# Your objective
Output the full listing word for word.

# # # # #

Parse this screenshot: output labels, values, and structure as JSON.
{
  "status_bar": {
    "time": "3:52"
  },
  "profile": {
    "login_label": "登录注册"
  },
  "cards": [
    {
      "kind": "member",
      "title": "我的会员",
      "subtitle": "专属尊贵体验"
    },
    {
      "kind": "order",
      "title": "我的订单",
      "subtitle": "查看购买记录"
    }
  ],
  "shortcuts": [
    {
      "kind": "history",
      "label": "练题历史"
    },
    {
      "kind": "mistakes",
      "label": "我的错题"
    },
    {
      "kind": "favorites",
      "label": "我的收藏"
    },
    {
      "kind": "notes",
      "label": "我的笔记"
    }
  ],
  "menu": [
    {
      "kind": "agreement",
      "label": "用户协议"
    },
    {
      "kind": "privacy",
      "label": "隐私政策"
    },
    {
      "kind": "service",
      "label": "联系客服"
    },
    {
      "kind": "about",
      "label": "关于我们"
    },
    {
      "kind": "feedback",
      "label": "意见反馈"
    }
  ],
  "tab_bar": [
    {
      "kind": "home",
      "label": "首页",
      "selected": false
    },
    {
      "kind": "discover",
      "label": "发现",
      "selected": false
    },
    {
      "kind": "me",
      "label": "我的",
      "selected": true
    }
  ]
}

# # # # #

# The response
Parse this screenshot: output labels, values, and structure as JSON.
{
  "status_bar": {
    "time": "3:52"
  },
  "profile": {
    "login_label": "登录注册"
  },
  "cards": [
    {
      "kind": "member",
      "title": "我的会员",
      "subtitle": "专属尊贵体验"
    },
    {
      "kind": "order",
      "title": "我的订单",
      "subtitle": "查看购买记录"
    }
  ],
  "shortcuts": [
    {
      "kind": "history",
      "label": "练题历史"
    },
    {
      "kind": "mistakes",
      "label": "我的错题"
    },
    {
      "kind": "favorites",
      "label": "我的收藏"
    },
    {
      "kind": "notes",
      "label": "我的笔记"
    }
  ],
  "menu": [
    {
      "kind": "agreement",
      "label": "用户协议"
    },
    {
      "kind": "privacy",
      "label": "隐私政策"
    },
    {
      "kind": "service",
      "label": "联系客服"
    },
    {
      "kind": "about",
      "label": "关于我们"
    },
    {
      "kind": "feedback",
      "label": "意见反馈"
    }
  ],
  "tab_bar": [
    {
      "kind": "home",
      "label": "首页",
      "selected": false
    },
    {
      "kind": "discover",
      "label": "发现",
      "selected": false
    },
    {
      "kind": "me",
      "label": "我的",
      "selected": true
    }
  ]
}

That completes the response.